-- WRITTEN EXERCISE --
Wherever a line in the data below holds "selected", copy that line.
# start of DATASET CONTENT
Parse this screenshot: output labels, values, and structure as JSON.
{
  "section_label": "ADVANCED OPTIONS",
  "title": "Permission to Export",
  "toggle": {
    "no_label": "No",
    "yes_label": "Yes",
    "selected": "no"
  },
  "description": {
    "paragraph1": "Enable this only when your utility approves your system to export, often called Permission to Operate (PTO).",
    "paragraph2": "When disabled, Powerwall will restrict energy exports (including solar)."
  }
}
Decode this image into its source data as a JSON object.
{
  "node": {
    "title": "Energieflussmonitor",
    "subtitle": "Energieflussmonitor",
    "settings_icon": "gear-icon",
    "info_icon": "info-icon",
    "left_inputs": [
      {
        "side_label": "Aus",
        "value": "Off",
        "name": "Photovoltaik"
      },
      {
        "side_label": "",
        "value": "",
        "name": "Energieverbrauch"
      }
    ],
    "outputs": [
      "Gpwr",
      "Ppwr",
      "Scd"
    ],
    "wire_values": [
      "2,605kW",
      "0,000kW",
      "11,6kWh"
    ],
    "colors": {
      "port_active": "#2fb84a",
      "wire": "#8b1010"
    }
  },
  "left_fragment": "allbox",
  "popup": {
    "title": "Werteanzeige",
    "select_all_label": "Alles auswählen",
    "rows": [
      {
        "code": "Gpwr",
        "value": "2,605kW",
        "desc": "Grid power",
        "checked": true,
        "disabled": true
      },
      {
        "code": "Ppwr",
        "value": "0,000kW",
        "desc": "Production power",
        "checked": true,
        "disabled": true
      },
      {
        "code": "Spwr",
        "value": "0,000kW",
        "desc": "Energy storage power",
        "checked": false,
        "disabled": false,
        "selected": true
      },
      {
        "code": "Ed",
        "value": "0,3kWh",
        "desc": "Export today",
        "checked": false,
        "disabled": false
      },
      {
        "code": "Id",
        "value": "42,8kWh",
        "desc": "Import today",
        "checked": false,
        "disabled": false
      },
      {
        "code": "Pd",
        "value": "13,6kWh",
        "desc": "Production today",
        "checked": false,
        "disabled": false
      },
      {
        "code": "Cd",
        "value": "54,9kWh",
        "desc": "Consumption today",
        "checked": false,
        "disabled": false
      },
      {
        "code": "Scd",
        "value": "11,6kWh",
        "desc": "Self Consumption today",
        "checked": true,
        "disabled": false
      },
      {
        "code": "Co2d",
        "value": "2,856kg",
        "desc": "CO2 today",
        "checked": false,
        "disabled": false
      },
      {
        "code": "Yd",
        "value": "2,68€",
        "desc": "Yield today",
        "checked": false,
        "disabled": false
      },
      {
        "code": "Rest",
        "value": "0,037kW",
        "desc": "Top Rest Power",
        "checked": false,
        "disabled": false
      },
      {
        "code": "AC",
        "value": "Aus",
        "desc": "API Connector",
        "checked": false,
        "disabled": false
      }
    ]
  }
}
# end of DATASET CONTENT
# start of DATASET CONTENT
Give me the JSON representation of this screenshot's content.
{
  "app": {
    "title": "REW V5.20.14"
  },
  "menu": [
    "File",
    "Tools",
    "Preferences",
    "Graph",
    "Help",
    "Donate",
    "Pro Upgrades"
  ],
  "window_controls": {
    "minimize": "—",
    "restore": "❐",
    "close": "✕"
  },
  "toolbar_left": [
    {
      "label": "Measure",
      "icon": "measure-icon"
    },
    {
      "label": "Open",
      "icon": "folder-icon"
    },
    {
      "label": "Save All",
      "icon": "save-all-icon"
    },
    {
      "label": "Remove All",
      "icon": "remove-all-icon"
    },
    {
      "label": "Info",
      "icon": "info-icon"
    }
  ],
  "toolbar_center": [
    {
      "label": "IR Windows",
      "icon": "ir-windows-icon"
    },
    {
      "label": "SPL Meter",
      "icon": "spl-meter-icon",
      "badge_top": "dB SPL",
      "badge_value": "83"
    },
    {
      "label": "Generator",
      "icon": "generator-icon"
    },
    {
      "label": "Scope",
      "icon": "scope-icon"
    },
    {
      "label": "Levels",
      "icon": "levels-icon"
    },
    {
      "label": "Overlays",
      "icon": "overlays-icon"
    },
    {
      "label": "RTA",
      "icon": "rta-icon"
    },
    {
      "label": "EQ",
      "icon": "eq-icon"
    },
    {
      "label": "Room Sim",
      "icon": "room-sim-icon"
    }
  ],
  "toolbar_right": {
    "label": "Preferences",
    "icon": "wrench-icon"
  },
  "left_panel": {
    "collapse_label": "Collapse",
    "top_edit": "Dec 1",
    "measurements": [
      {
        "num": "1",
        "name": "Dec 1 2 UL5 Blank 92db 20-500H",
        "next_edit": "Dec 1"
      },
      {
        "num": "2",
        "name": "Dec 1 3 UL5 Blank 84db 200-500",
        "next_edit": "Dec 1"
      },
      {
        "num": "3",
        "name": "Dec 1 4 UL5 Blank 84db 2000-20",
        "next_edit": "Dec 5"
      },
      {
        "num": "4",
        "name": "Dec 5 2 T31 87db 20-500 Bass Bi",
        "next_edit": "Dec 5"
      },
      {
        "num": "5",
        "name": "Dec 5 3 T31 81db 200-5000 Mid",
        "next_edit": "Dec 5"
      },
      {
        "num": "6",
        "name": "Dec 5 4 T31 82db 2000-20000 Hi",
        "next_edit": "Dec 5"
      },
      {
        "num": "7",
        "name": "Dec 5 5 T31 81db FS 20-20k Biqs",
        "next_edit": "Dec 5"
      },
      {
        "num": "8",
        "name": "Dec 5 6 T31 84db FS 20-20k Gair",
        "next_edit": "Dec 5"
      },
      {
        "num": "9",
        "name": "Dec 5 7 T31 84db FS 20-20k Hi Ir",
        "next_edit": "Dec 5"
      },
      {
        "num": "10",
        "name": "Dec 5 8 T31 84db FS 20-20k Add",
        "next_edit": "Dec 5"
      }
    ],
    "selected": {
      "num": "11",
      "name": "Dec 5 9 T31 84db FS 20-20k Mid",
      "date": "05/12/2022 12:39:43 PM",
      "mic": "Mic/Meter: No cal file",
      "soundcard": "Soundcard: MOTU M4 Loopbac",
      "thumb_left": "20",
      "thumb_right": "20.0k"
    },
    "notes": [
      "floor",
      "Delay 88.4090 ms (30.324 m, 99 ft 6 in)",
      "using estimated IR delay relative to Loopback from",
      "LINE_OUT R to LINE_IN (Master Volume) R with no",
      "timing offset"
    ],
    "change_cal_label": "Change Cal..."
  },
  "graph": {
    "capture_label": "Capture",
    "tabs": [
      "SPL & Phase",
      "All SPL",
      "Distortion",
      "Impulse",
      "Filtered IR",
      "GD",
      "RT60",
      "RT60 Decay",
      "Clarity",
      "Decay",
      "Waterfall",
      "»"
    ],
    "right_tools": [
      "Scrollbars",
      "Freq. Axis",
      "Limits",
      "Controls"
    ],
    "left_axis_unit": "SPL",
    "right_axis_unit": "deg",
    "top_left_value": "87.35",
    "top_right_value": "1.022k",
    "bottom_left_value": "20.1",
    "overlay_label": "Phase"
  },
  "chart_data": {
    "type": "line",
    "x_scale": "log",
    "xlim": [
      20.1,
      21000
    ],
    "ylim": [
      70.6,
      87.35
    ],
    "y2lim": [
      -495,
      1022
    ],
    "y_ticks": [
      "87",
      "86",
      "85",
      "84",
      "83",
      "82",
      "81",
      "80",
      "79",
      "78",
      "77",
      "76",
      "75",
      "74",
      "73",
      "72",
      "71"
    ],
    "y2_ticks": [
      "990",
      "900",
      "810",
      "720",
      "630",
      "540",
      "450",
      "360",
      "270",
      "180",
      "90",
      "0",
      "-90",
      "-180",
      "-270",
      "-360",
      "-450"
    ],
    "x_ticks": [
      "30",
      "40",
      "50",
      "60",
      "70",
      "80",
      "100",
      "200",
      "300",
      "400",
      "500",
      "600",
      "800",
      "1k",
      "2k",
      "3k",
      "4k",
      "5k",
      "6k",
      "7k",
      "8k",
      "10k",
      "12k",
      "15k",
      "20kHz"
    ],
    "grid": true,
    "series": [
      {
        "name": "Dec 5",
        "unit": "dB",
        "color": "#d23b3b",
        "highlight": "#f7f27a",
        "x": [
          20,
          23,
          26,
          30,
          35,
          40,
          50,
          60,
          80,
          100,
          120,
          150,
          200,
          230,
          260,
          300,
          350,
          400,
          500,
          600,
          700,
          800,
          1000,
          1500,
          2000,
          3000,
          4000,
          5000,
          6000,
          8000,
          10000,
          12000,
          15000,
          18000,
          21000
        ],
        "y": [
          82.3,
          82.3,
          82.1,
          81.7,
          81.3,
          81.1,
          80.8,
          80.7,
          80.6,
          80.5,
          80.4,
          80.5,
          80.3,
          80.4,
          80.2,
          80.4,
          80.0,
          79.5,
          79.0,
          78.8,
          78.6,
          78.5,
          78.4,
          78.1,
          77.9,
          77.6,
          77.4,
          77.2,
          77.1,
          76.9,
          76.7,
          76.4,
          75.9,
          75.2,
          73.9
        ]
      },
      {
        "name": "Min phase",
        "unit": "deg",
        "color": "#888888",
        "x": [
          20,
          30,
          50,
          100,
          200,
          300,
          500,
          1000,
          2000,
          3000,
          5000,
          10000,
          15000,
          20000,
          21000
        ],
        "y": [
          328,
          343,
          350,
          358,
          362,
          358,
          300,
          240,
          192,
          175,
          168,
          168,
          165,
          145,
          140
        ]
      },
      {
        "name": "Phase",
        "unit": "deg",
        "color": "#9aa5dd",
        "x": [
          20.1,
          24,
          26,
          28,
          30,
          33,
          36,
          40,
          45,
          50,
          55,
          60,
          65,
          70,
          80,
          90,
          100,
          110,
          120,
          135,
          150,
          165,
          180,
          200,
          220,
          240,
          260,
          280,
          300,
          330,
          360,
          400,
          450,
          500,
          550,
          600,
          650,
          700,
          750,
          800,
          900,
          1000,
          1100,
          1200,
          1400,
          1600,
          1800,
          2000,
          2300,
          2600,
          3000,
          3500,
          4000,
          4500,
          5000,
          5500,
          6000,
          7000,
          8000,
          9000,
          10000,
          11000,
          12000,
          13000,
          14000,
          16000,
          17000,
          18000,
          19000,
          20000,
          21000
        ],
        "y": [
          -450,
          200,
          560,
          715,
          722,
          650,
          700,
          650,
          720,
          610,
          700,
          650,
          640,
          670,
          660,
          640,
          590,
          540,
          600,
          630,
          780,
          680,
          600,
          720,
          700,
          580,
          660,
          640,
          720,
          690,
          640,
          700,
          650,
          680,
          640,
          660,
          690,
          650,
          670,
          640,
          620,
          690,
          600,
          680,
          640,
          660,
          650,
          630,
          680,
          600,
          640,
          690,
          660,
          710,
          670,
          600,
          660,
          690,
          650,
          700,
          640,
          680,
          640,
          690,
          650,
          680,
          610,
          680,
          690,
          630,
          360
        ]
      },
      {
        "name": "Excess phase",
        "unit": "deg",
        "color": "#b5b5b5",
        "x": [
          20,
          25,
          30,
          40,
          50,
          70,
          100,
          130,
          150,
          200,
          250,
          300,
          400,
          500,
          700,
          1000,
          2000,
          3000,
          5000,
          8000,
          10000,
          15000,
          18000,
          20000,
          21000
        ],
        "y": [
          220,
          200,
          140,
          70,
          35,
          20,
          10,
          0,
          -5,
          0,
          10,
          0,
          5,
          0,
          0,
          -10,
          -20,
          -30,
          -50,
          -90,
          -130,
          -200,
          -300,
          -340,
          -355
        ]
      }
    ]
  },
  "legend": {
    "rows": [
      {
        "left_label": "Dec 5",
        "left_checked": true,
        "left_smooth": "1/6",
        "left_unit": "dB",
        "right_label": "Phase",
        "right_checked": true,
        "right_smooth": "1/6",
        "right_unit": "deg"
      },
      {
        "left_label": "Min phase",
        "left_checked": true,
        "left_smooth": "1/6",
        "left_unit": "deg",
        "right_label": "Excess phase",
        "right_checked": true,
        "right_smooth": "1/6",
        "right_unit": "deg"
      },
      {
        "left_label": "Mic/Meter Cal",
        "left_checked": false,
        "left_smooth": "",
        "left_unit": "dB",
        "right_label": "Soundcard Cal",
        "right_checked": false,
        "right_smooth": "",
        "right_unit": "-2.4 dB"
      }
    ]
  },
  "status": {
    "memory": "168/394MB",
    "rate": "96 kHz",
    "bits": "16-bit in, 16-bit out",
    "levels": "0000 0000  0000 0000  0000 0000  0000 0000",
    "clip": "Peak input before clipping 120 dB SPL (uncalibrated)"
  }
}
# end of DATASET CONTENT
# start of DATASET CONTENT
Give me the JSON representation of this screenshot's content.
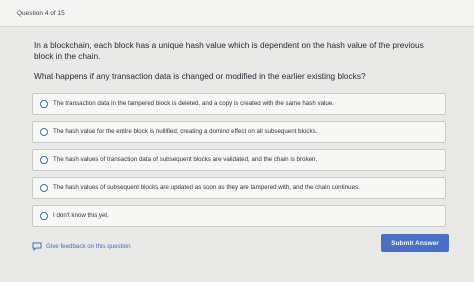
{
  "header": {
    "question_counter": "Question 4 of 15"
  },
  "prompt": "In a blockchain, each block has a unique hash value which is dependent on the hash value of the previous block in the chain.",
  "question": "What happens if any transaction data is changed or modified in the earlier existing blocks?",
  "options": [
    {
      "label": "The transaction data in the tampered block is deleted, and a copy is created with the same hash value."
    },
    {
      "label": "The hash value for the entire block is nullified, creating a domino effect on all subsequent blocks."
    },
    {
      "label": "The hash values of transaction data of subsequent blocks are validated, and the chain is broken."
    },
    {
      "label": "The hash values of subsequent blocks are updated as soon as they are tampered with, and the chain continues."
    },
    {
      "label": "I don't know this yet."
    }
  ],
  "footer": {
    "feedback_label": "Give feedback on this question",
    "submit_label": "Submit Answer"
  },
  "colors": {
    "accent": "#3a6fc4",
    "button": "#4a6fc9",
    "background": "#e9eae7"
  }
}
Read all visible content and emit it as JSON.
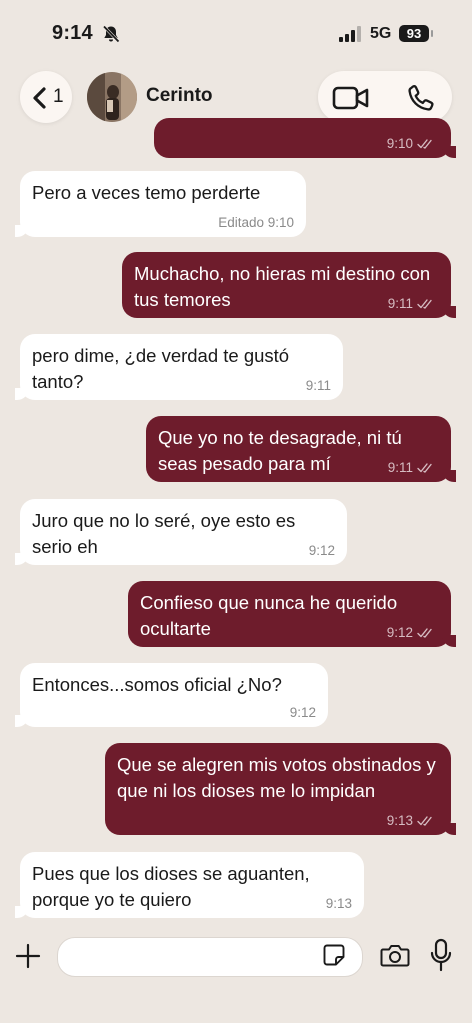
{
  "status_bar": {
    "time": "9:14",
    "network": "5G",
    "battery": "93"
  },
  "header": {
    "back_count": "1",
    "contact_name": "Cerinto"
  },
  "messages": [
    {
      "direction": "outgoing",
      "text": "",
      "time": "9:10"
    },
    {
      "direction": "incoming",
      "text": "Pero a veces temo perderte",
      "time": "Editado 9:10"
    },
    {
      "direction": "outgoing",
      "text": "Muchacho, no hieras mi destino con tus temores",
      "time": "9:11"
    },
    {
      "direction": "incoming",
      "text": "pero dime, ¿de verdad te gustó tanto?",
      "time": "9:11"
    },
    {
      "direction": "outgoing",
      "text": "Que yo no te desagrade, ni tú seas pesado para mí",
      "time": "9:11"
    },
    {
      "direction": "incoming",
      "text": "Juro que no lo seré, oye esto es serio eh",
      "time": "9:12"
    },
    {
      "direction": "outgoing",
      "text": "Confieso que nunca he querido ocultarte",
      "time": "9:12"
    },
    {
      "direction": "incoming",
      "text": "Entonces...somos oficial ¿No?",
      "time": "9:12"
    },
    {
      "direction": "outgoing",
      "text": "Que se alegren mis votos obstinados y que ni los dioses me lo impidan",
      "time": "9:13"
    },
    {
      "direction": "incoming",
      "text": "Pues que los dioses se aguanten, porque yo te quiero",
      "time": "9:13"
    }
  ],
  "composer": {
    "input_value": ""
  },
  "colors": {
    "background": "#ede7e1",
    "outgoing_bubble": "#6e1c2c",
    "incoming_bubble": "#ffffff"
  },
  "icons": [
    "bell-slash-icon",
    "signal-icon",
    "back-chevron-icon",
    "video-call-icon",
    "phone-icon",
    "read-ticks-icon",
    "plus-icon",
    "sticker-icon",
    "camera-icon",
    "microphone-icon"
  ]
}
# end of DATASET CONTENT
-- FINAL RESULT --
    "selected": "no"
        "selected": true
    "selected": {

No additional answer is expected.